Reproduce the full listing below unchanged, apart from the pictures.
· · ·
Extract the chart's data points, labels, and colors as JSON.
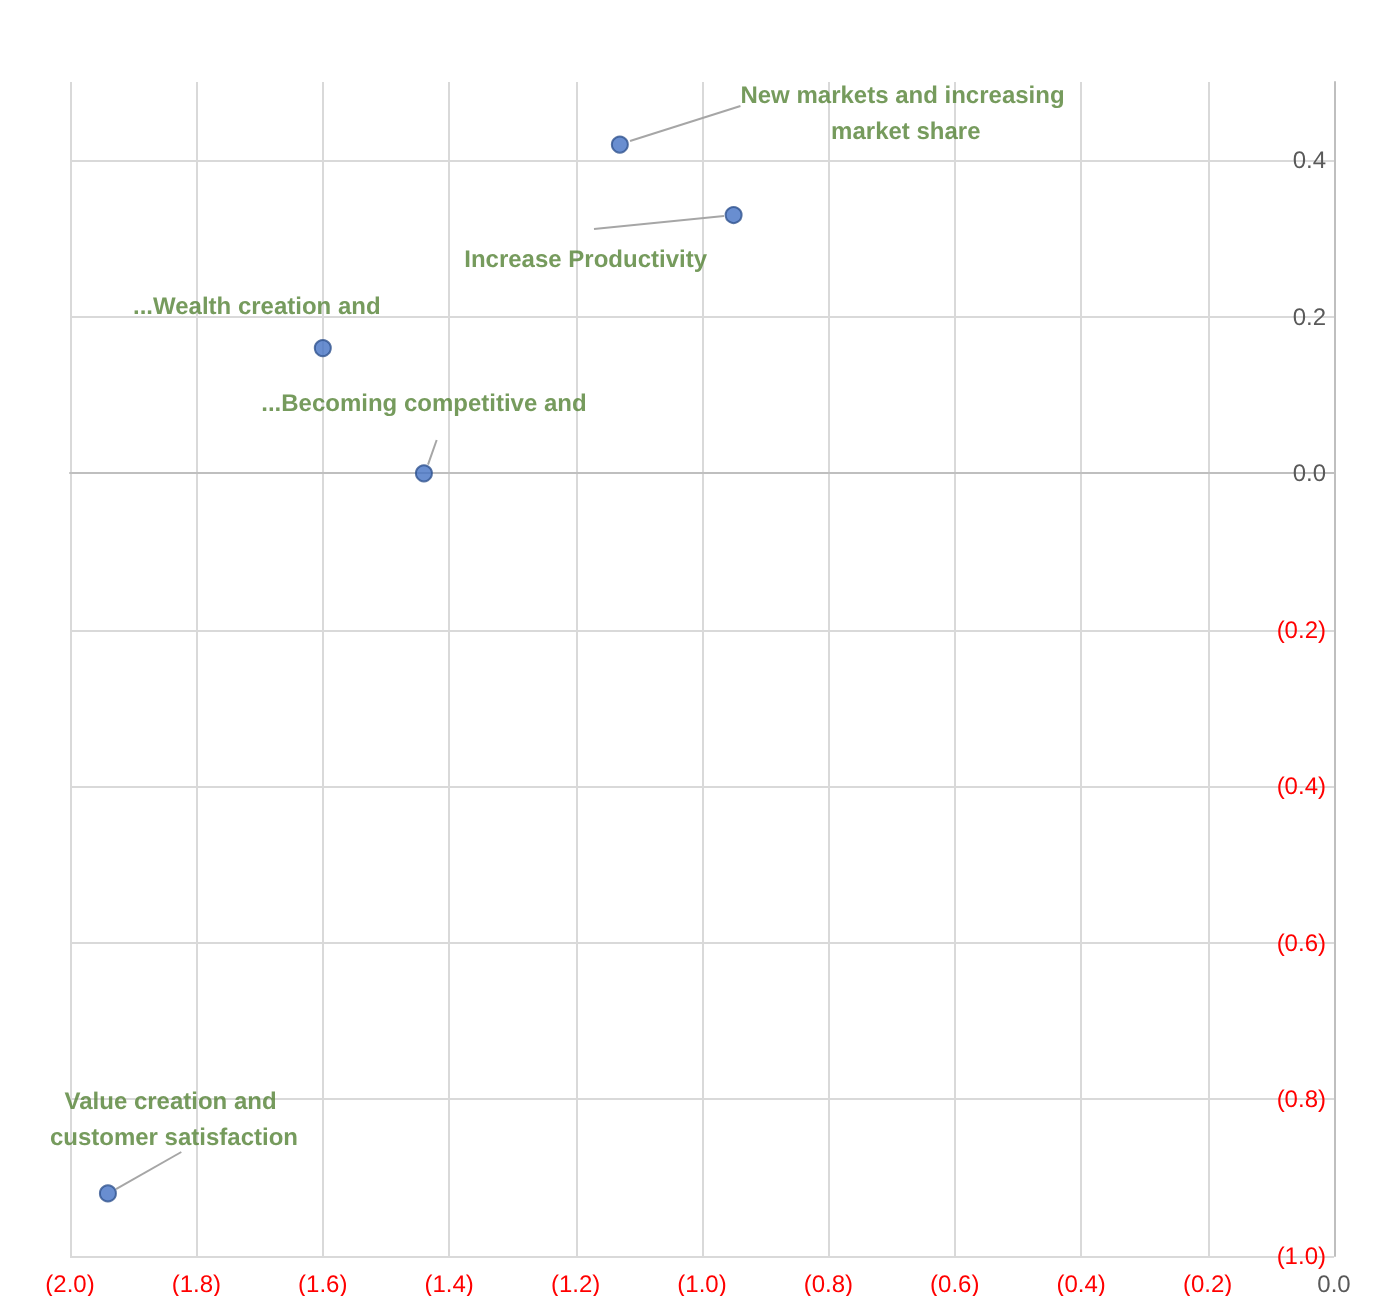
{
  "chart_data": {
    "type": "scatter",
    "x": [
      -1.13,
      -0.95,
      -1.6,
      -1.44,
      -1.94
    ],
    "series": [
      {
        "color": "#4472c4",
        "values": [
          0.42,
          0.33,
          0.16,
          0.0,
          -0.92
        ]
      }
    ],
    "xlim": [
      -2.0,
      0.0
    ],
    "xticks": [
      {
        "value": -2.0,
        "label": "(2.0)"
      },
      {
        "value": -1.8,
        "label": "(1.8)"
      },
      {
        "value": -1.6,
        "label": "(1.6)"
      },
      {
        "value": -1.4,
        "label": "(1.4)"
      },
      {
        "value": -1.2,
        "label": "(1.2)"
      },
      {
        "value": -1.0,
        "label": "(1.0)"
      },
      {
        "value": -0.8,
        "label": "(0.8)"
      },
      {
        "value": -0.6,
        "label": "(0.6)"
      },
      {
        "value": -0.4,
        "label": "(0.4)"
      },
      {
        "value": -0.2,
        "label": "(0.2)"
      },
      {
        "value": 0,
        "label": "0.0"
      }
    ],
    "ylim": [
      -1.0,
      0.5
    ],
    "yticks": [
      {
        "value": -1.0,
        "label": "(1.0)"
      },
      {
        "value": -0.8,
        "label": "(0.8)"
      },
      {
        "value": -0.6,
        "label": "(0.6)"
      },
      {
        "value": -0.4,
        "label": "(0.4)"
      },
      {
        "value": -0.2,
        "label": "(0.2)"
      },
      {
        "value": 0,
        "label": "0.0"
      },
      {
        "value": 0.2,
        "label": "0.2"
      },
      {
        "value": 0.4,
        "label": "0.4"
      }
    ],
    "annotations": [
      {
        "text": "New markets and increasing market share",
        "x": -1.13,
        "y": 0.42
      },
      {
        "text": "Increase Productivity",
        "x": -0.95,
        "y": 0.33
      },
      {
        "text": "...Wealth creation and",
        "x": -1.6,
        "y": 0.16
      },
      {
        "text": "...Becoming competitive and",
        "x": -1.44,
        "y": 0.0
      },
      {
        "text": "Value creation and customer satisfaction",
        "x": -1.94,
        "y": -0.92
      }
    ],
    "grid": true,
    "marker": "circle"
  }
}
· · ·
*SOLUTION TO THE EXERCISE:*
Extract the chart's data points, labels, and colors as JSON.
{
  "chart_data": {
    "type": "scatter",
    "x": [
      -1.13,
      -0.95,
      -1.6,
      -1.44,
      -1.94
    ],
    "series": [
      {
        "color": "#4472c4",
        "values": [
          0.42,
          0.33,
          0.16,
          0.0,
          -0.92
        ]
      }
    ],
    "xlim": [
      -2.0,
      0.0
    ],
    "xticks": [
      {
        "value": -2.0,
        "label": "(2.0)"
      },
      {
        "value": -1.8,
        "label": "(1.8)"
      },
      {
        "value": -1.6,
        "label": "(1.6)"
      },
      {
        "value": -1.4,
        "label": "(1.4)"
      },
      {
        "value": -1.2,
        "label": "(1.2)"
      },
      {
        "value": -1.0,
        "label": "(1.0)"
      },
      {
        "value": -0.8,
        "label": "(0.8)"
      },
      {
        "value": -0.6,
        "label": "(0.6)"
      },
      {
        "value": -0.4,
        "label": "(0.4)"
      },
      {
        "value": -0.2,
        "label": "(0.2)"
      },
      {
        "value": 0,
        "label": "0.0"
      }
    ],
    "ylim": [
      -1.0,
      0.5
    ],
    "yticks": [
      {
        "value": -1.0,
        "label": "(1.0)"
      },
      {
        "value": -0.8,
        "label": "(0.8)"
      },
      {
        "value": -0.6,
        "label": "(0.6)"
      },
      {
        "value": -0.4,
        "label": "(0.4)"
      },
      {
        "value": -0.2,
        "label": "(0.2)"
      },
      {
        "value": 0,
        "label": "0.0"
      },
      {
        "value": 0.2,
        "label": "0.2"
      },
      {
        "value": 0.4,
        "label": "0.4"
      }
    ],
    "annotations": [
      {
        "text": "New markets and increasing market share",
        "x": -1.13,
        "y": 0.42
      },
      {
        "text": "Increase Productivity",
        "x": -0.95,
        "y": 0.33
      },
      {
        "text": "...Wealth creation and",
        "x": -1.6,
        "y": 0.16
      },
      {
        "text": "...Becoming competitive and",
        "x": -1.44,
        "y": 0.0
      },
      {
        "text": "Value creation and customer satisfaction",
        "x": -1.94,
        "y": -0.92
      }
    ],
    "grid": true,
    "marker": "circle"
  }
}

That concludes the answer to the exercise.